#### Data provided ####

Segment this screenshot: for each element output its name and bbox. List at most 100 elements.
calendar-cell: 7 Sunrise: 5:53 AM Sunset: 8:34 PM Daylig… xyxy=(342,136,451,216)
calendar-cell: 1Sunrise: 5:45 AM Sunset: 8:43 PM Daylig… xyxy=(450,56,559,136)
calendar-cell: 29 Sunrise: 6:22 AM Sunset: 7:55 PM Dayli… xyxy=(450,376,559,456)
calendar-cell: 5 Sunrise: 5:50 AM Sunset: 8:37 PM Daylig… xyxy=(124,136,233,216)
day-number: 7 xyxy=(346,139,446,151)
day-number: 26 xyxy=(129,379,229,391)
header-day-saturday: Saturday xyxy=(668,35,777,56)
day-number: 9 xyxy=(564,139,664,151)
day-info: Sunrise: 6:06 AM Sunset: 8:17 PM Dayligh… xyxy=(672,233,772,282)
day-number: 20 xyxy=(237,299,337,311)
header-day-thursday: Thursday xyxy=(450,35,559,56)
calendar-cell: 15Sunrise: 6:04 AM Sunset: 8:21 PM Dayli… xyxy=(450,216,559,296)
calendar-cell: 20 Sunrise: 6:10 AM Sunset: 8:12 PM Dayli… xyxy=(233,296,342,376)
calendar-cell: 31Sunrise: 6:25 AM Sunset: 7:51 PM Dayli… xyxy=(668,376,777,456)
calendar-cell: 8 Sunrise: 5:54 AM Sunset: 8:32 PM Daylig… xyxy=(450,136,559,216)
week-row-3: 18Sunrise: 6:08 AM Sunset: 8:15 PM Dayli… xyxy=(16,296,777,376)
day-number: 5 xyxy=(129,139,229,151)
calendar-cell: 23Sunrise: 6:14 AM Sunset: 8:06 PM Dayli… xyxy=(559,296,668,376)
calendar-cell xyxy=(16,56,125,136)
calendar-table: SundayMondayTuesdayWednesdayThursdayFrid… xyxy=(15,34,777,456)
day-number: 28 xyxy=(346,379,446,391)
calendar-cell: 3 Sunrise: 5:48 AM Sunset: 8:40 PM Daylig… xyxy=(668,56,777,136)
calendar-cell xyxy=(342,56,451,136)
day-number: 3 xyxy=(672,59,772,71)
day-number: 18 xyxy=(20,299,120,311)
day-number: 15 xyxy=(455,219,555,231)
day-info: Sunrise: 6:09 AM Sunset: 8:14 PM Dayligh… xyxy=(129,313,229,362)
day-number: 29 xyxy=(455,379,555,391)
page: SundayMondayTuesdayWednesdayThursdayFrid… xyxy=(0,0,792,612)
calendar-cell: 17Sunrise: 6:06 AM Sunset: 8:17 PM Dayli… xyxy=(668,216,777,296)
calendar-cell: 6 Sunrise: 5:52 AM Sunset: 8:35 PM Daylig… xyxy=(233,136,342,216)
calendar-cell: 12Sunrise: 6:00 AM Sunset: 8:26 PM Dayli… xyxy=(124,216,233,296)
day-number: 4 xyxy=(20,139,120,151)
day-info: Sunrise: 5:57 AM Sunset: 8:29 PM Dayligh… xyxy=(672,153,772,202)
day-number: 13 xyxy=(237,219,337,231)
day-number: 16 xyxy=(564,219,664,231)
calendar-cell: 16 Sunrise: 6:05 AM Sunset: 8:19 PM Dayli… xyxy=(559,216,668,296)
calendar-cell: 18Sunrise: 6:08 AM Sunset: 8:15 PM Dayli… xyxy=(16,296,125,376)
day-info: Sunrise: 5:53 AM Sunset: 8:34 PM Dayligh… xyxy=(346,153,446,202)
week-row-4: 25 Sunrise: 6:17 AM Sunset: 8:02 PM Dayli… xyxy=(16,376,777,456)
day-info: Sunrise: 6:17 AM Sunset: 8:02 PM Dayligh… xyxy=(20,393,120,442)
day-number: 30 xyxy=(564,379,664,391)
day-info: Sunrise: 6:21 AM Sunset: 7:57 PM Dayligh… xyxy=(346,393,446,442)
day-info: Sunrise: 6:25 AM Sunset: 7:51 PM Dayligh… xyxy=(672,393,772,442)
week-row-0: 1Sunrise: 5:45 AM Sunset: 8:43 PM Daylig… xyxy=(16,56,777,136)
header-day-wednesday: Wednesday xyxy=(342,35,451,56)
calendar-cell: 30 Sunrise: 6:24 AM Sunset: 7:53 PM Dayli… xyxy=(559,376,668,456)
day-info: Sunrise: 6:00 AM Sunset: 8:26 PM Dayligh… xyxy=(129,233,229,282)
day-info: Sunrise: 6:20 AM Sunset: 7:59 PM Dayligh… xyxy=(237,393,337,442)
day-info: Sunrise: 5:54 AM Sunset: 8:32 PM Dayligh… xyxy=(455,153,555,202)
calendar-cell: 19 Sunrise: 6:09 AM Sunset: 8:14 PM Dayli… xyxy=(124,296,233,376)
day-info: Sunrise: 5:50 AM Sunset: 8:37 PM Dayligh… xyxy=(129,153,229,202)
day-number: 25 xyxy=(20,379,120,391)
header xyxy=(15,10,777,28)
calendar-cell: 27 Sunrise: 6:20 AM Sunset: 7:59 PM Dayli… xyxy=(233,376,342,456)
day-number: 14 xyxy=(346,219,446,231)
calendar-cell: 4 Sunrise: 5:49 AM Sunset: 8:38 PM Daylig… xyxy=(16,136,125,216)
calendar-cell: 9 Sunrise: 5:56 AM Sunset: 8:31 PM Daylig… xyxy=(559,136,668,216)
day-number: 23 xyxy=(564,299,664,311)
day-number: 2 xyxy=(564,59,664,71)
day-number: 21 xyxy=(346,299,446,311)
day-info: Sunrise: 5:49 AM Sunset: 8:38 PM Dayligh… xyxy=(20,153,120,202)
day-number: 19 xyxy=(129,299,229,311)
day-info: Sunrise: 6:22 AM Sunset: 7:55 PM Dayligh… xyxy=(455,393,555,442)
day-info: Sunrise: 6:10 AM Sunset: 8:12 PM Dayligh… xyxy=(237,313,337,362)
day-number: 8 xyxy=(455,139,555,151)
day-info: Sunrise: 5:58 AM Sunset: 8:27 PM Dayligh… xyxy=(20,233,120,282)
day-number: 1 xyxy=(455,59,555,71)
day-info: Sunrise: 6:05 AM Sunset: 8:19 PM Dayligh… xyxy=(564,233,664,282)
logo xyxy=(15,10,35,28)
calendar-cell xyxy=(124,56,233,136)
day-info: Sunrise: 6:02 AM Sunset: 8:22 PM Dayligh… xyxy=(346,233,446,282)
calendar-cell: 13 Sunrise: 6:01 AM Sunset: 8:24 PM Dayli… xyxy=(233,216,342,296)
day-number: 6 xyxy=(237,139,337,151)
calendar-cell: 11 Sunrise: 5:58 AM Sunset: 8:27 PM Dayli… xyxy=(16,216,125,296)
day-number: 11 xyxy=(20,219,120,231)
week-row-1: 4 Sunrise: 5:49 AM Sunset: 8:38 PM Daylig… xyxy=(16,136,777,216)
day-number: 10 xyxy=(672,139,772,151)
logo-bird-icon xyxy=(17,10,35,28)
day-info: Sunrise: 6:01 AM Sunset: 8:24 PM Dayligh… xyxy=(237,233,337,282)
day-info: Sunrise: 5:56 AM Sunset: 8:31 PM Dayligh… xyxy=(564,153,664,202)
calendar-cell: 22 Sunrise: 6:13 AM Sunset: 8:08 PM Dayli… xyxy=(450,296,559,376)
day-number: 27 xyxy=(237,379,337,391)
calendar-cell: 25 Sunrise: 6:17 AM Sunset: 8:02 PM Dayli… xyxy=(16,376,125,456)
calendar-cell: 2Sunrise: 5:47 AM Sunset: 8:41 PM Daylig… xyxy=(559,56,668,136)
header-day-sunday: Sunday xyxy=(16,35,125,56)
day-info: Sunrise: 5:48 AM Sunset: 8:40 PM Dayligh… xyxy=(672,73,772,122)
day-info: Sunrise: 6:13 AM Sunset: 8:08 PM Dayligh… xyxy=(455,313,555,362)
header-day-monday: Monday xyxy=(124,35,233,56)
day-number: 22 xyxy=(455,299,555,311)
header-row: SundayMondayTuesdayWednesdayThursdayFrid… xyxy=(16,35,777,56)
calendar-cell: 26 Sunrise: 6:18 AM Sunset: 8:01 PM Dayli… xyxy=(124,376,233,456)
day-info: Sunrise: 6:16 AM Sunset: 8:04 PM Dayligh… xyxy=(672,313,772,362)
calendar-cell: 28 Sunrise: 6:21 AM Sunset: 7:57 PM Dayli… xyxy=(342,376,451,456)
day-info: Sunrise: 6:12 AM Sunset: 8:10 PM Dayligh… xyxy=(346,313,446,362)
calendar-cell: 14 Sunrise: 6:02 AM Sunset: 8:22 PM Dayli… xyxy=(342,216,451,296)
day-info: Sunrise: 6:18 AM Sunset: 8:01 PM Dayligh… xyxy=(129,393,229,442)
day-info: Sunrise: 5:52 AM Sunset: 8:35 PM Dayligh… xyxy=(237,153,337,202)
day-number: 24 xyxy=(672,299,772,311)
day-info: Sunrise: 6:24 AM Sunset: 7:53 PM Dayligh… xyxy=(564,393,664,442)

####

| What you need to do |
Reproduce the rows unchanged from the first one through the line containing "calendar-cell: 5 Sunrise: 5:50", both ends included, and give nothing else.

| Full output |
Segment this screenshot: for each element output its name and bbox. List at most 100 elements.
calendar-cell: 7 Sunrise: 5:53 AM Sunset: 8:34 PM Daylig… xyxy=(342,136,451,216)
calendar-cell: 1Sunrise: 5:45 AM Sunset: 8:43 PM Daylig… xyxy=(450,56,559,136)
calendar-cell: 29 Sunrise: 6:22 AM Sunset: 7:55 PM Dayli… xyxy=(450,376,559,456)
calendar-cell: 5 Sunrise: 5:50 AM Sunset: 8:37 PM Daylig… xyxy=(124,136,233,216)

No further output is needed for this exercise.